Recorded data:
'''

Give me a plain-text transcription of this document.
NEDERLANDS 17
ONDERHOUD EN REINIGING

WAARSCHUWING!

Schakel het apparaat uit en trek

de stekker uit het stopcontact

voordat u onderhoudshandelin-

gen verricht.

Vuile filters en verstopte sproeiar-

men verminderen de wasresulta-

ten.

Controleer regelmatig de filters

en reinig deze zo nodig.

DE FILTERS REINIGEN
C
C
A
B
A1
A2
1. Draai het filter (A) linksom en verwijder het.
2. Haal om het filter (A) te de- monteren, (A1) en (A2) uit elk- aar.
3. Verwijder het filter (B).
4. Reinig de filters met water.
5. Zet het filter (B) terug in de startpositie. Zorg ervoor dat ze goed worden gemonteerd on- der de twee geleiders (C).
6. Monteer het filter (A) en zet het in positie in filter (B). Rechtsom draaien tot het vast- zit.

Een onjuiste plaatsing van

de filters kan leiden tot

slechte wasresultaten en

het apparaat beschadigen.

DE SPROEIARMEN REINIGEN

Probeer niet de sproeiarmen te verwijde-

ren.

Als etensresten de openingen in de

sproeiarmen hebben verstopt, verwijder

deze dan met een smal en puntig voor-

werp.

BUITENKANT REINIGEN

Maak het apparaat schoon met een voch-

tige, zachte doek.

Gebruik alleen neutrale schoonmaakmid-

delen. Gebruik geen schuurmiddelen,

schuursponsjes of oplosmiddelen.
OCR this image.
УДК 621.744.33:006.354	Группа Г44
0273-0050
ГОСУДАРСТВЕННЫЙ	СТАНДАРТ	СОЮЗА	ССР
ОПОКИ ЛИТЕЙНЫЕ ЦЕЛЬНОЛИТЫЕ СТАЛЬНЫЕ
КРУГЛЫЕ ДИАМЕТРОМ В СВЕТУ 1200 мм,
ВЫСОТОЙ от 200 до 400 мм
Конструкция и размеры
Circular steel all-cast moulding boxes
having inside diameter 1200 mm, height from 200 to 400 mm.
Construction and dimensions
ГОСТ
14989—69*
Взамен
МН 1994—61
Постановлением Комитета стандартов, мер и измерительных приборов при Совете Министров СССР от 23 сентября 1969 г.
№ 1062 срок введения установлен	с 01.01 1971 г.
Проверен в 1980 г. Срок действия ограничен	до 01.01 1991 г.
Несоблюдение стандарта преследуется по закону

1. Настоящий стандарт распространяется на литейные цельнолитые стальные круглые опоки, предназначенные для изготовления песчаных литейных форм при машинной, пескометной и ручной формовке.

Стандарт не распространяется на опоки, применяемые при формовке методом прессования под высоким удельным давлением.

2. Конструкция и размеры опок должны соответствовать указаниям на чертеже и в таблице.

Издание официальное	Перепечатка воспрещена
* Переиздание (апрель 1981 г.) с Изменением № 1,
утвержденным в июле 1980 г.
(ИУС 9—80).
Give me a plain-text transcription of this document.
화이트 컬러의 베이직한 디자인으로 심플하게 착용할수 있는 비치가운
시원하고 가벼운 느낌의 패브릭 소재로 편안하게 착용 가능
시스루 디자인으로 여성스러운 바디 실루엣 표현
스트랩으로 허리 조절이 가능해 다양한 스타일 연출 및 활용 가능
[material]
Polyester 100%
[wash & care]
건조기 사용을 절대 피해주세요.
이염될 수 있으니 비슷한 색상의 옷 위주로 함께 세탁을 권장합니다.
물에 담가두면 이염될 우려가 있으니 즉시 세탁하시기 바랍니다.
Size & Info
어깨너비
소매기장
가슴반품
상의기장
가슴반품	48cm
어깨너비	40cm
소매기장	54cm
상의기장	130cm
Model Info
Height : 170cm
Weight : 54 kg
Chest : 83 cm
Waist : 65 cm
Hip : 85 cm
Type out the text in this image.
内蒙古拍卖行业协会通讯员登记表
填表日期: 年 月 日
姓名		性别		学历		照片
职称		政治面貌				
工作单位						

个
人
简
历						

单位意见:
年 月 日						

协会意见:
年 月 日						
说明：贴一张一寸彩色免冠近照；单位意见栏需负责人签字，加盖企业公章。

'''

◆ **WHAT IS ASKED**
Repeat the data exactly. Leave nothing out.

◆ **COMPLETE ANSWER**
Give me a plain-text transcription of this document.
NEDERLANDS 17
ONDERHOUD EN REINIGING

WAARSCHUWING!

Schakel het apparaat uit en trek

de stekker uit het stopcontact

voordat u onderhoudshandelin-

gen verricht.

Vuile filters en verstopte sproeiar-

men verminderen de wasresulta-

ten.

Controleer regelmatig de filters

en reinig deze zo nodig.

DE FILTERS REINIGEN
C
C
A
B
A1
A2
1. Draai het filter (A) linksom en verwijder het.
2. Haal om het filter (A) te de- monteren, (A1) en (A2) uit elk- aar.
3. Verwijder het filter (B).
4. Reinig de filters met water.
5. Zet het filter (B) terug in de startpositie. Zorg ervoor dat ze goed worden gemonteerd on- der de twee geleiders (C).
6. Monteer het filter (A) en zet het in positie in filter (B). Rechtsom draaien tot het vast- zit.

Een onjuiste plaatsing van

de filters kan leiden tot

slechte wasresultaten en

het apparaat beschadigen.

DE SPROEIARMEN REINIGEN

Probeer niet de sproeiarmen te verwijde-

ren.

Als etensresten de openingen in de

sproeiarmen hebben verstopt, verwijder

deze dan met een smal en puntig voor-

werp.

BUITENKANT REINIGEN

Maak het apparaat schoon met een voch-

tige, zachte doek.

Gebruik alleen neutrale schoonmaakmid-

delen. Gebruik geen schuurmiddelen,

schuursponsjes of oplosmiddelen.
OCR this image.
УДК 621.744.33:006.354	Группа Г44
0273-0050
ГОСУДАРСТВЕННЫЙ	СТАНДАРТ	СОЮЗА	ССР
ОПОКИ ЛИТЕЙНЫЕ ЦЕЛЬНОЛИТЫЕ СТАЛЬНЫЕ
КРУГЛЫЕ ДИАМЕТРОМ В СВЕТУ 1200 мм,
ВЫСОТОЙ от 200 до 400 мм
Конструкция и размеры
Circular steel all-cast moulding boxes
having inside diameter 1200 mm, height from 200 to 400 mm.
Construction and dimensions
ГОСТ
14989—69*
Взамен
МН 1994—61
Постановлением Комитета стандартов, мер и измерительных приборов при Совете Министров СССР от 23 сентября 1969 г.
№ 1062 срок введения установлен	с 01.01 1971 г.
Проверен в 1980 г. Срок действия ограничен	до 01.01 1991 г.
Несоблюдение стандарта преследуется по закону

1. Настоящий стандарт распространяется на литейные цельнолитые стальные круглые опоки, предназначенные для изготовления песчаных литейных форм при машинной, пескометной и ручной формовке.

Стандарт не распространяется на опоки, применяемые при формовке методом прессования под высоким удельным давлением.

2. Конструкция и размеры опок должны соответствовать указаниям на чертеже и в таблице.

Издание официальное	Перепечатка воспрещена
* Переиздание (апрель 1981 г.) с Изменением № 1,
утвержденным в июле 1980 г.
(ИУС 9—80).
Give me a plain-text transcription of this document.
화이트 컬러의 베이직한 디자인으로 심플하게 착용할수 있는 비치가운
시원하고 가벼운 느낌의 패브릭 소재로 편안하게 착용 가능
시스루 디자인으로 여성스러운 바디 실루엣 표현
스트랩으로 허리 조절이 가능해 다양한 스타일 연출 및 활용 가능
[material]
Polyester 100%
[wash & care]
건조기 사용을 절대 피해주세요.
이염될 수 있으니 비슷한 색상의 옷 위주로 함께 세탁을 권장합니다.
물에 담가두면 이염될 우려가 있으니 즉시 세탁하시기 바랍니다.
Size & Info
어깨너비
소매기장
가슴반품
상의기장
가슴반품	48cm
어깨너비	40cm
소매기장	54cm
상의기장	130cm
Model Info
Height : 170cm
Weight : 54 kg
Chest : 83 cm
Waist : 65 cm
Hip : 85 cm
Type out the text in this image.
内蒙古拍卖行业协会通讯员登记表
填表日期: 年 月 日
姓名		性别		学历		照片
职称		政治面貌				
工作单位						

个
人
简
历						

单位意见:
年 月 日						

协会意见:
年 月 日						
说明：贴一张一寸彩色免冠近照；单位意见栏需负责人签字，加盖企业公章。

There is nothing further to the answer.